Start of Records shown

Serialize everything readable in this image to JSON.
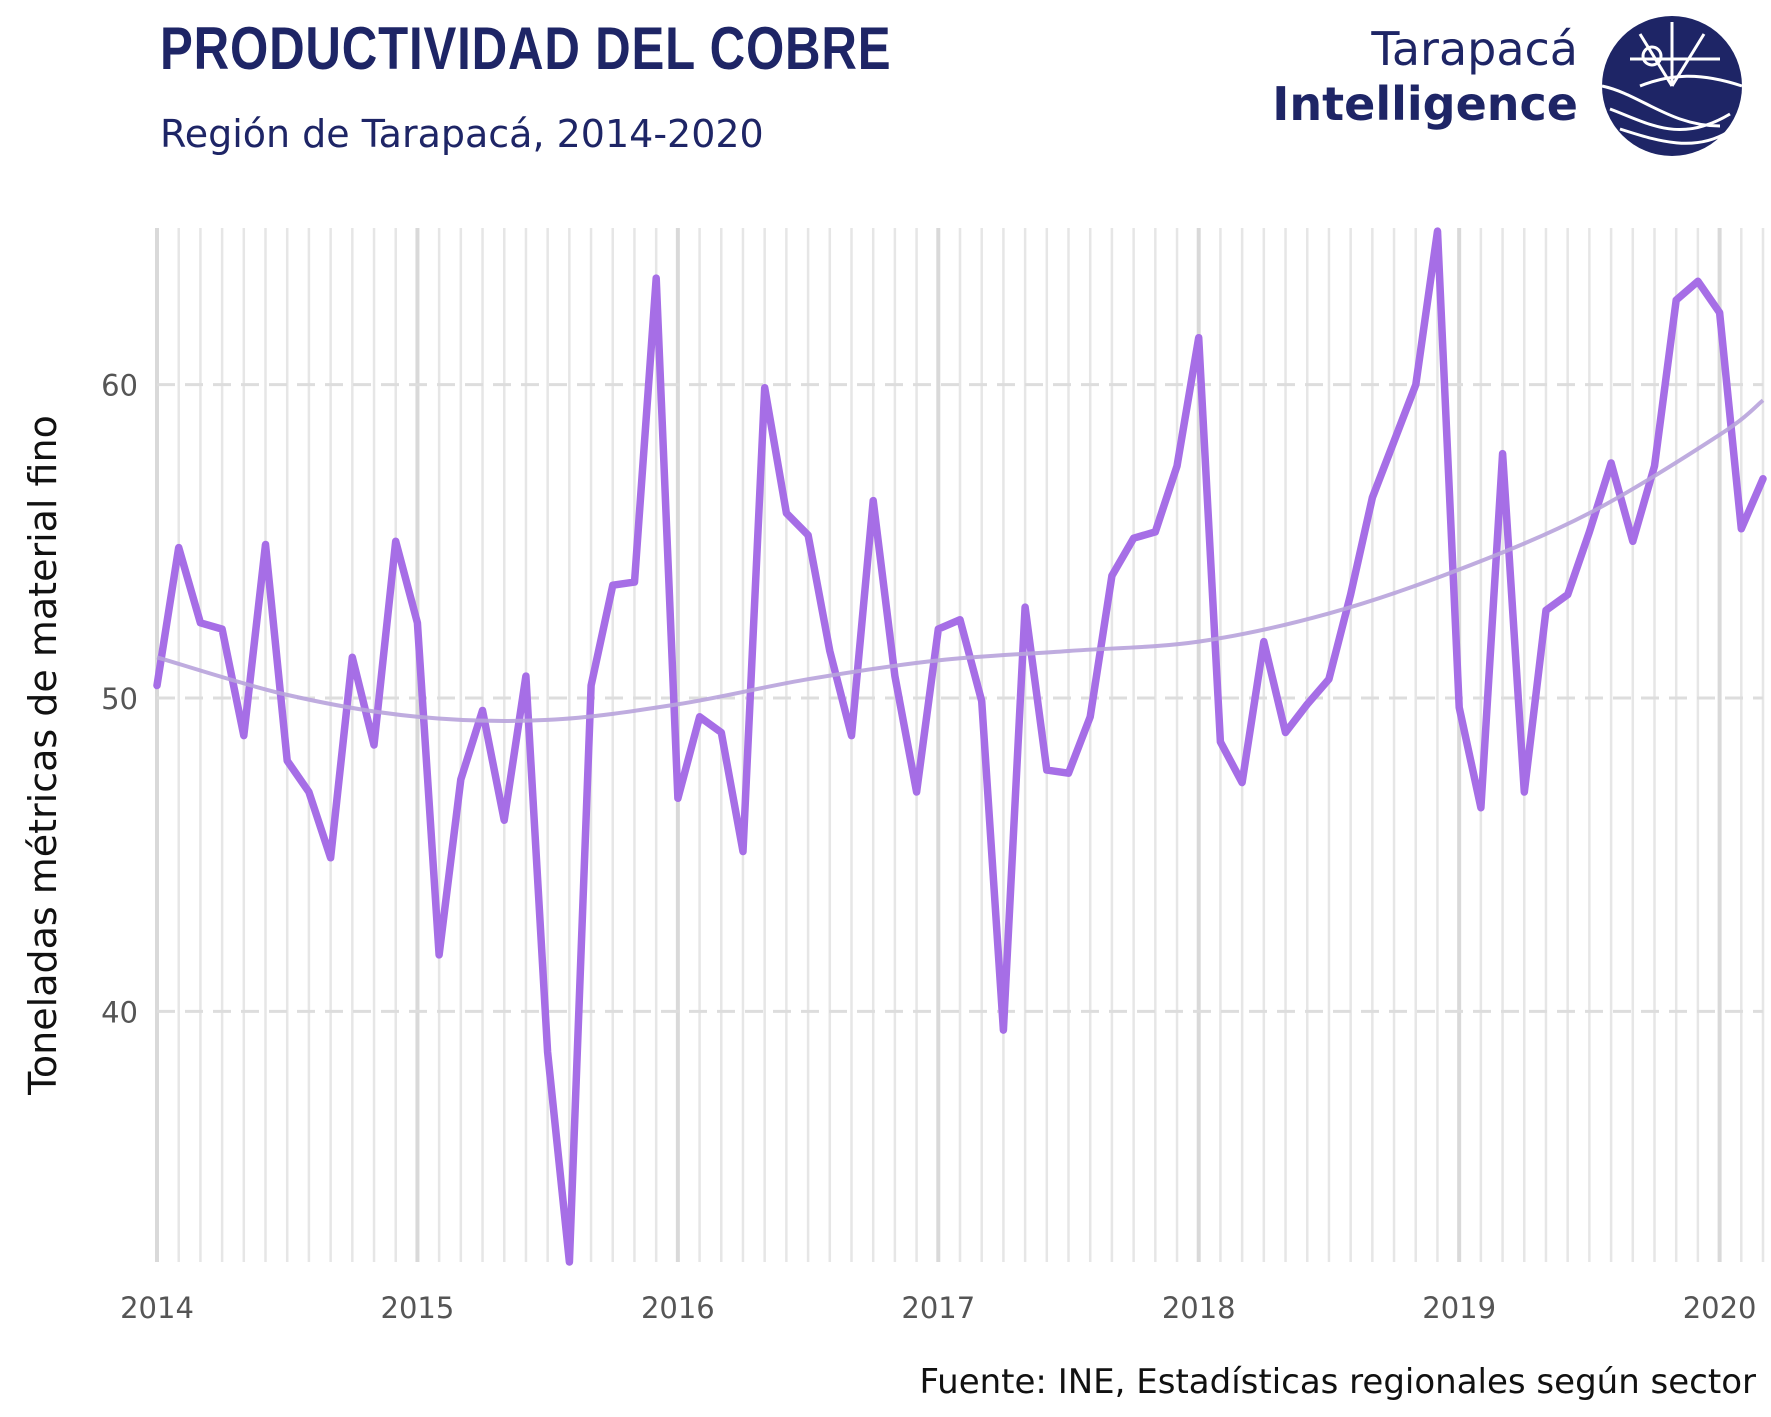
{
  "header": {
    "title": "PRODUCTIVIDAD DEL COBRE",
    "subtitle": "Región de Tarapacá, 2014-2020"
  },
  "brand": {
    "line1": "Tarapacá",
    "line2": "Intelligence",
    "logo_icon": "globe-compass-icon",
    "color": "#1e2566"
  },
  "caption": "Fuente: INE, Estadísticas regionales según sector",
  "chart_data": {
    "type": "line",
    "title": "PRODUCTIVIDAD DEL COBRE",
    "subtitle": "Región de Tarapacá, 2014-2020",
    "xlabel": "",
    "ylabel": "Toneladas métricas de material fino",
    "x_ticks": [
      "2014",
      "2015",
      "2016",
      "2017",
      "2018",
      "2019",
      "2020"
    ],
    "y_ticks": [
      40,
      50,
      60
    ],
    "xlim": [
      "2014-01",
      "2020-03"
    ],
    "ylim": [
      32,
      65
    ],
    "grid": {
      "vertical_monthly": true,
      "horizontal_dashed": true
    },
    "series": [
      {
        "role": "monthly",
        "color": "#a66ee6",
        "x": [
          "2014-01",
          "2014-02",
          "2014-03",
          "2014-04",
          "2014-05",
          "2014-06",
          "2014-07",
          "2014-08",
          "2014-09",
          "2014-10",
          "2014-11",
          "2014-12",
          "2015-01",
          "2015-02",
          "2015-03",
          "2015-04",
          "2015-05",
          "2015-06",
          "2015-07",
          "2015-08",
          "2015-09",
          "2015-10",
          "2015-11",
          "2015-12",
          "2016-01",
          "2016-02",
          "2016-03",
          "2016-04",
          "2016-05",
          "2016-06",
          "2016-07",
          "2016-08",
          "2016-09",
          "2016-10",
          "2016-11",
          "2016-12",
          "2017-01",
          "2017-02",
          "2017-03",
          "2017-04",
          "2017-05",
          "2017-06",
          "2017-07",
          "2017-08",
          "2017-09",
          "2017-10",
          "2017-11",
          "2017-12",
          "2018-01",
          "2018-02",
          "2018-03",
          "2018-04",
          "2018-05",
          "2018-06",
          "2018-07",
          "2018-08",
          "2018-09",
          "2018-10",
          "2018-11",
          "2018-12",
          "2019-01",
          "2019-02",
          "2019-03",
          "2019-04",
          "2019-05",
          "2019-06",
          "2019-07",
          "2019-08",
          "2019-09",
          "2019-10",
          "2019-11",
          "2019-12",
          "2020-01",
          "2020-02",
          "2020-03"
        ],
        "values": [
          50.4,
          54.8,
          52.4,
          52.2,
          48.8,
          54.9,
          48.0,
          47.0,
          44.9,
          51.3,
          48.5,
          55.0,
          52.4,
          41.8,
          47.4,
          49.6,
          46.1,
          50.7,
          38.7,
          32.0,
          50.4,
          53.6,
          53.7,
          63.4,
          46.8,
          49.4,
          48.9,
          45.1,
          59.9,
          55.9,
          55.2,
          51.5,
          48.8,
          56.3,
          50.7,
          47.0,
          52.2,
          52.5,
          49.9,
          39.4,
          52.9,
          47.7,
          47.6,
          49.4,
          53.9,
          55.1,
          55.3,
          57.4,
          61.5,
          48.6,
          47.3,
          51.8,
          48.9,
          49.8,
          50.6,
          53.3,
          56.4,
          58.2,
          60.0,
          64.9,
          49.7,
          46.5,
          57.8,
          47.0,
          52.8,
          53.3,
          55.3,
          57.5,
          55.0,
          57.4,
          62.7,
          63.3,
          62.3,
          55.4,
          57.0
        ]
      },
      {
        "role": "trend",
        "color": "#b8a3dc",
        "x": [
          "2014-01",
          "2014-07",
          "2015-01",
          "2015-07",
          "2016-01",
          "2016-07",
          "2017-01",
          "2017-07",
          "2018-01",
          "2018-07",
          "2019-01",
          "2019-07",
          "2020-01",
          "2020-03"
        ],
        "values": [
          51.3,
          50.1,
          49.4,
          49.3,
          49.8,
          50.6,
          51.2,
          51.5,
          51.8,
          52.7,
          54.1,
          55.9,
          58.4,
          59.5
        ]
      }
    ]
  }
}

End of Records shown

→ **Aim**: Transcribe every line from the records above without alteration, and leave out the images.

→ **Finished exercise**:
Serialize everything readable in this image to JSON.
{
  "header": {
    "title": "PRODUCTIVIDAD DEL COBRE",
    "subtitle": "Región de Tarapacá, 2014-2020"
  },
  "brand": {
    "line1": "Tarapacá",
    "line2": "Intelligence",
    "logo_icon": "globe-compass-icon",
    "color": "#1e2566"
  },
  "caption": "Fuente: INE, Estadísticas regionales según sector",
  "chart_data": {
    "type": "line",
    "title": "PRODUCTIVIDAD DEL COBRE",
    "subtitle": "Región de Tarapacá, 2014-2020",
    "xlabel": "",
    "ylabel": "Toneladas métricas de material fino",
    "x_ticks": [
      "2014",
      "2015",
      "2016",
      "2017",
      "2018",
      "2019",
      "2020"
    ],
    "y_ticks": [
      40,
      50,
      60
    ],
    "xlim": [
      "2014-01",
      "2020-03"
    ],
    "ylim": [
      32,
      65
    ],
    "grid": {
      "vertical_monthly": true,
      "horizontal_dashed": true
    },
    "series": [
      {
        "role": "monthly",
        "color": "#a66ee6",
        "x": [
          "2014-01",
          "2014-02",
          "2014-03",
          "2014-04",
          "2014-05",
          "2014-06",
          "2014-07",
          "2014-08",
          "2014-09",
          "2014-10",
          "2014-11",
          "2014-12",
          "2015-01",
          "2015-02",
          "2015-03",
          "2015-04",
          "2015-05",
          "2015-06",
          "2015-07",
          "2015-08",
          "2015-09",
          "2015-10",
          "2015-11",
          "2015-12",
          "2016-01",
          "2016-02",
          "2016-03",
          "2016-04",
          "2016-05",
          "2016-06",
          "2016-07",
          "2016-08",
          "2016-09",
          "2016-10",
          "2016-11",
          "2016-12",
          "2017-01",
          "2017-02",
          "2017-03",
          "2017-04",
          "2017-05",
          "2017-06",
          "2017-07",
          "2017-08",
          "2017-09",
          "2017-10",
          "2017-11",
          "2017-12",
          "2018-01",
          "2018-02",
          "2018-03",
          "2018-04",
          "2018-05",
          "2018-06",
          "2018-07",
          "2018-08",
          "2018-09",
          "2018-10",
          "2018-11",
          "2018-12",
          "2019-01",
          "2019-02",
          "2019-03",
          "2019-04",
          "2019-05",
          "2019-06",
          "2019-07",
          "2019-08",
          "2019-09",
          "2019-10",
          "2019-11",
          "2019-12",
          "2020-01",
          "2020-02",
          "2020-03"
        ],
        "values": [
          50.4,
          54.8,
          52.4,
          52.2,
          48.8,
          54.9,
          48.0,
          47.0,
          44.9,
          51.3,
          48.5,
          55.0,
          52.4,
          41.8,
          47.4,
          49.6,
          46.1,
          50.7,
          38.7,
          32.0,
          50.4,
          53.6,
          53.7,
          63.4,
          46.8,
          49.4,
          48.9,
          45.1,
          59.9,
          55.9,
          55.2,
          51.5,
          48.8,
          56.3,
          50.7,
          47.0,
          52.2,
          52.5,
          49.9,
          39.4,
          52.9,
          47.7,
          47.6,
          49.4,
          53.9,
          55.1,
          55.3,
          57.4,
          61.5,
          48.6,
          47.3,
          51.8,
          48.9,
          49.8,
          50.6,
          53.3,
          56.4,
          58.2,
          60.0,
          64.9,
          49.7,
          46.5,
          57.8,
          47.0,
          52.8,
          53.3,
          55.3,
          57.5,
          55.0,
          57.4,
          62.7,
          63.3,
          62.3,
          55.4,
          57.0
        ]
      },
      {
        "role": "trend",
        "color": "#b8a3dc",
        "x": [
          "2014-01",
          "2014-07",
          "2015-01",
          "2015-07",
          "2016-01",
          "2016-07",
          "2017-01",
          "2017-07",
          "2018-01",
          "2018-07",
          "2019-01",
          "2019-07",
          "2020-01",
          "2020-03"
        ],
        "values": [
          51.3,
          50.1,
          49.4,
          49.3,
          49.8,
          50.6,
          51.2,
          51.5,
          51.8,
          52.7,
          54.1,
          55.9,
          58.4,
          59.5
        ]
      }
    ]
  }
}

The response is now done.